(SUPPLIED MATERIAL):
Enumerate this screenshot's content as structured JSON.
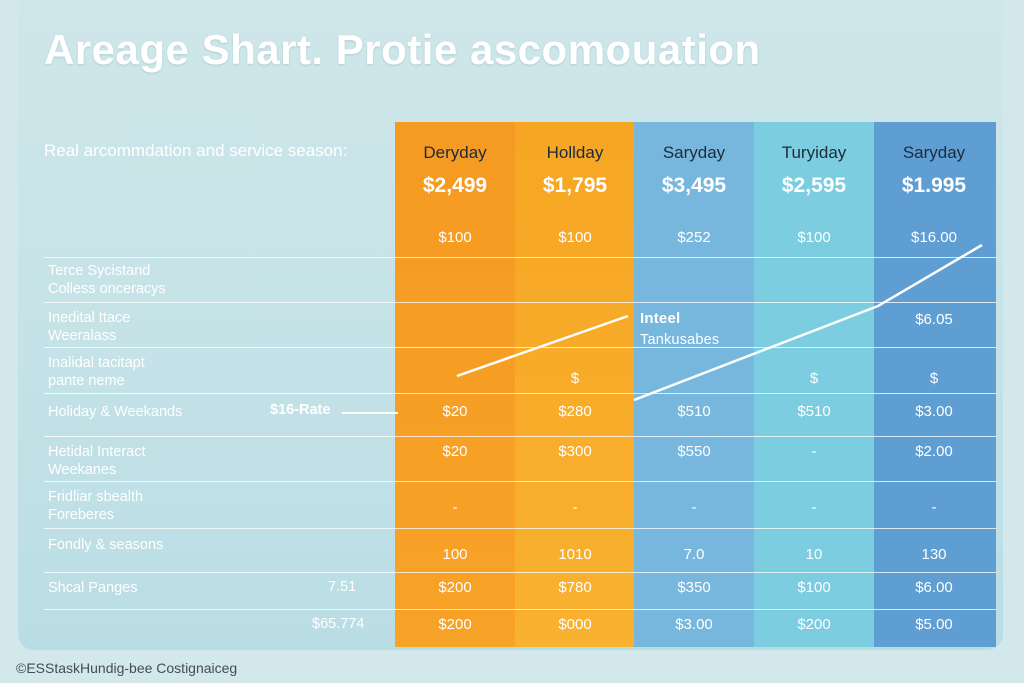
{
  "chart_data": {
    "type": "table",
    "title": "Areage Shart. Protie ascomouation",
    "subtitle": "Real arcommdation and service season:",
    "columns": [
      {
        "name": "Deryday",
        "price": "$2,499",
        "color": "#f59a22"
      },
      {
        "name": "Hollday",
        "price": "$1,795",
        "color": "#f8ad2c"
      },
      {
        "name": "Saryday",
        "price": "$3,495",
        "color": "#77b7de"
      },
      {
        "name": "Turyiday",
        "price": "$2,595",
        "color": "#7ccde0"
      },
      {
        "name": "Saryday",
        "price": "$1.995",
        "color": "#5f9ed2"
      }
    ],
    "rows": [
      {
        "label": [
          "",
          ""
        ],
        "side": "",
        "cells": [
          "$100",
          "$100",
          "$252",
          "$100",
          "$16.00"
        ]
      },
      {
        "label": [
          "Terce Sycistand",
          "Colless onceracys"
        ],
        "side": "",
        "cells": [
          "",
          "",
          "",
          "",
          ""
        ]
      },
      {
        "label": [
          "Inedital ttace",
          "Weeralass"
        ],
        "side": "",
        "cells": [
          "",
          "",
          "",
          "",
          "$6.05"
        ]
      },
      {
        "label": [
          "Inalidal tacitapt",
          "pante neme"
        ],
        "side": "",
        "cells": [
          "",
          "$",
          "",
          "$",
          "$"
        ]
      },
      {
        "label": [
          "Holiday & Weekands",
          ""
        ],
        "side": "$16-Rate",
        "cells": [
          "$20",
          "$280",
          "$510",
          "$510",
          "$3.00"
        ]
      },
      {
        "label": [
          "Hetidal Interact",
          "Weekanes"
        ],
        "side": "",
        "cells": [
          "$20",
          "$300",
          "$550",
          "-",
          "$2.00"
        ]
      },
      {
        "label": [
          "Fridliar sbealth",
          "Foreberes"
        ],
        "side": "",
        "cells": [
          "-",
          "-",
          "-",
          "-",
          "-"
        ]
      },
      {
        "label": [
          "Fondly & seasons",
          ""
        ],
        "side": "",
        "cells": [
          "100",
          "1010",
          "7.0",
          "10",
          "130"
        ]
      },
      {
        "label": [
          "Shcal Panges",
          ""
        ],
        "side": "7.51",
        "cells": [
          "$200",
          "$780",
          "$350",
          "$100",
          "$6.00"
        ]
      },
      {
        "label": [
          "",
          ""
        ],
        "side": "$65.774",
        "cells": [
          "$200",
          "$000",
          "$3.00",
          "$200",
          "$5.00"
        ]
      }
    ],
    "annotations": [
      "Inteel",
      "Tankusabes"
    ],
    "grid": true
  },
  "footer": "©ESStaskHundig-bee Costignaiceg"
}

(THE EXERCISE): Leave out the pictures and reproduce the rest of the listing exactly.

(SOLUTION TO THIS EXERCISE):
Enumerate this screenshot's content as structured JSON.
{
  "chart_data": {
    "type": "table",
    "title": "Areage Shart. Protie ascomouation",
    "subtitle": "Real arcommdation and service season:",
    "columns": [
      {
        "name": "Deryday",
        "price": "$2,499",
        "color": "#f59a22"
      },
      {
        "name": "Hollday",
        "price": "$1,795",
        "color": "#f8ad2c"
      },
      {
        "name": "Saryday",
        "price": "$3,495",
        "color": "#77b7de"
      },
      {
        "name": "Turyiday",
        "price": "$2,595",
        "color": "#7ccde0"
      },
      {
        "name": "Saryday",
        "price": "$1.995",
        "color": "#5f9ed2"
      }
    ],
    "rows": [
      {
        "label": [
          "",
          ""
        ],
        "side": "",
        "cells": [
          "$100",
          "$100",
          "$252",
          "$100",
          "$16.00"
        ]
      },
      {
        "label": [
          "Terce Sycistand",
          "Colless onceracys"
        ],
        "side": "",
        "cells": [
          "",
          "",
          "",
          "",
          ""
        ]
      },
      {
        "label": [
          "Inedital ttace",
          "Weeralass"
        ],
        "side": "",
        "cells": [
          "",
          "",
          "",
          "",
          "$6.05"
        ]
      },
      {
        "label": [
          "Inalidal tacitapt",
          "pante neme"
        ],
        "side": "",
        "cells": [
          "",
          "$",
          "",
          "$",
          "$"
        ]
      },
      {
        "label": [
          "Holiday & Weekands",
          ""
        ],
        "side": "$16-Rate",
        "cells": [
          "$20",
          "$280",
          "$510",
          "$510",
          "$3.00"
        ]
      },
      {
        "label": [
          "Hetidal Interact",
          "Weekanes"
        ],
        "side": "",
        "cells": [
          "$20",
          "$300",
          "$550",
          "-",
          "$2.00"
        ]
      },
      {
        "label": [
          "Fridliar sbealth",
          "Foreberes"
        ],
        "side": "",
        "cells": [
          "-",
          "-",
          "-",
          "-",
          "-"
        ]
      },
      {
        "label": [
          "Fondly & seasons",
          ""
        ],
        "side": "",
        "cells": [
          "100",
          "1010",
          "7.0",
          "10",
          "130"
        ]
      },
      {
        "label": [
          "Shcal Panges",
          ""
        ],
        "side": "7.51",
        "cells": [
          "$200",
          "$780",
          "$350",
          "$100",
          "$6.00"
        ]
      },
      {
        "label": [
          "",
          ""
        ],
        "side": "$65.774",
        "cells": [
          "$200",
          "$000",
          "$3.00",
          "$200",
          "$5.00"
        ]
      }
    ],
    "annotations": [
      "Inteel",
      "Tankusabes"
    ],
    "grid": true
  },
  "footer": "©ESStaskHundig-bee Costignaiceg"
}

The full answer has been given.